• _DIRECTIVE_:
Look at the entries below and reproduce them exactly.

• _RECORDS_:
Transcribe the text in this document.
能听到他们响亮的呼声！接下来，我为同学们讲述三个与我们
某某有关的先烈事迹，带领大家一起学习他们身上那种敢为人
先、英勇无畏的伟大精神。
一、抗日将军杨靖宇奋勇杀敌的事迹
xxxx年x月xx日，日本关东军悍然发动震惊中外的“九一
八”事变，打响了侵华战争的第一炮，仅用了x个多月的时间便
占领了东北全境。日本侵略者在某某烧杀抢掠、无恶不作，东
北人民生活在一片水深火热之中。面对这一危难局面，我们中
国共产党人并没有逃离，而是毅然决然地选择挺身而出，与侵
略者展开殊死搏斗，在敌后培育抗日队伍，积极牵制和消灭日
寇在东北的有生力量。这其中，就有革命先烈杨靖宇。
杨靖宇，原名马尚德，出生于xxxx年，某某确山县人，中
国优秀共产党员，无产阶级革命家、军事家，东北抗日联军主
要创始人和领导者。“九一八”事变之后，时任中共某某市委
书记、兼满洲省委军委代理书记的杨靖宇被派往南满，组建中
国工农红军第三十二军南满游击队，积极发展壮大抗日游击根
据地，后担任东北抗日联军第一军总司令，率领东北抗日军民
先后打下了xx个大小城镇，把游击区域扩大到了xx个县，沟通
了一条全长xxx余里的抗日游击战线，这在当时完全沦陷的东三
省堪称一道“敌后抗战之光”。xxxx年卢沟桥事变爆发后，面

• _RESULT OF THE EXERCISE_:
Transcribe the text in this document.
能听到他们响亮的呼声！接下来，我为同学们讲述三个与我们
某某有关的先烈事迹，带领大家一起学习他们身上那种敢为人
先、英勇无畏的伟大精神。
一、抗日将军杨靖宇奋勇杀敌的事迹
xxxx年x月xx日，日本关东军悍然发动震惊中外的“九一
八”事变，打响了侵华战争的第一炮，仅用了x个多月的时间便
占领了东北全境。日本侵略者在某某烧杀抢掠、无恶不作，东
北人民生活在一片水深火热之中。面对这一危难局面，我们中
国共产党人并没有逃离，而是毅然决然地选择挺身而出，与侵
略者展开殊死搏斗，在敌后培育抗日队伍，积极牵制和消灭日
寇在东北的有生力量。这其中，就有革命先烈杨靖宇。
杨靖宇，原名马尚德，出生于xxxx年，某某确山县人，中
国优秀共产党员，无产阶级革命家、军事家，东北抗日联军主
要创始人和领导者。“九一八”事变之后，时任中共某某市委
书记、兼满洲省委军委代理书记的杨靖宇被派往南满，组建中
国工农红军第三十二军南满游击队，积极发展壮大抗日游击根
据地，后担任东北抗日联军第一军总司令，率领东北抗日军民
先后打下了xx个大小城镇，把游击区域扩大到了xx个县，沟通
了一条全长xxx余里的抗日游击战线，这在当时完全沦陷的东三
省堪称一道“敌后抗战之光”。xxxx年卢沟桥事变爆发后，面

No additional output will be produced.